§ WHAT TO WORK ON: Word for word, set down the records and skip each picture.

::: SUPPLIED INFORMATION

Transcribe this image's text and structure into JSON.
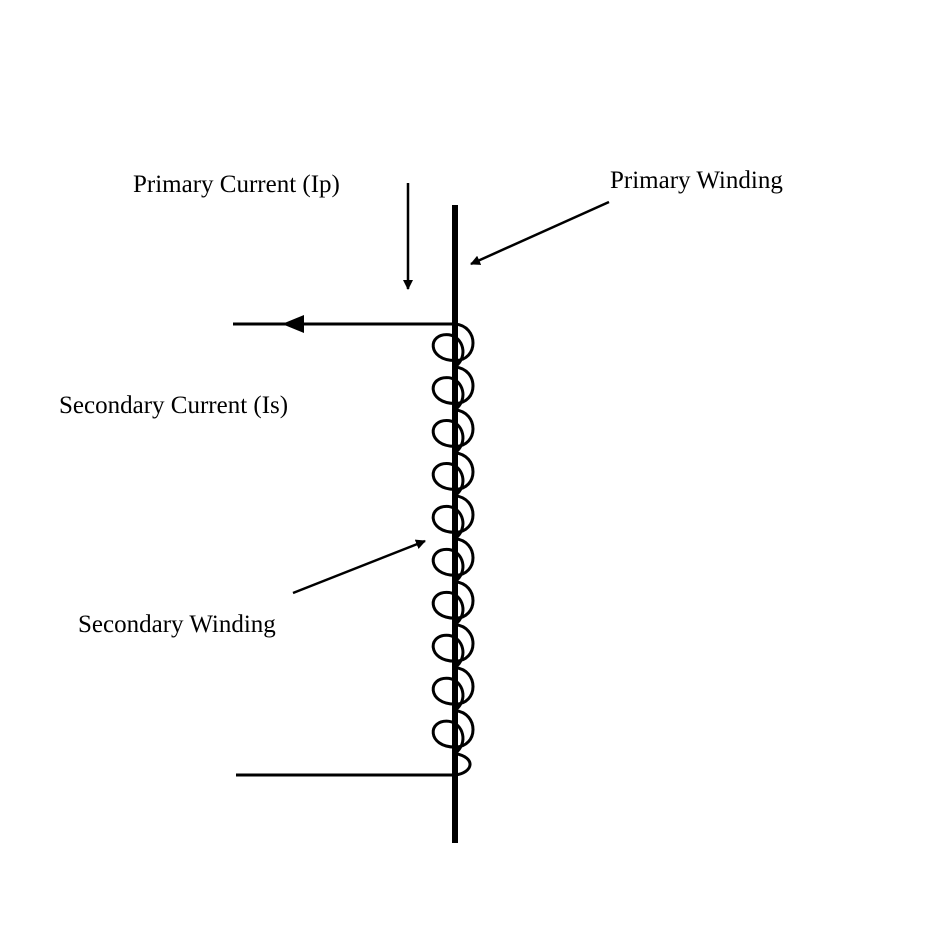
{
  "labels": {
    "primary_current": "Primary Current (Ip)",
    "primary_winding": "Primary Winding",
    "secondary_current": "Secondary Current (Is)",
    "secondary_winding": "Secondary Winding"
  },
  "secondary_winding_turns": 10,
  "colors": {
    "ink": "#000000",
    "background": "#ffffff"
  }
}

::::::

§ WRITTEN RESPONSE:
Transcribe this image's text and structure into JSON.
{
  "labels": {
    "primary_current": "Primary Current (Ip)",
    "primary_winding": "Primary Winding",
    "secondary_current": "Secondary Current (Is)",
    "secondary_winding": "Secondary Winding"
  },
  "secondary_winding_turns": 10,
  "colors": {
    "ink": "#000000",
    "background": "#ffffff"
  }
}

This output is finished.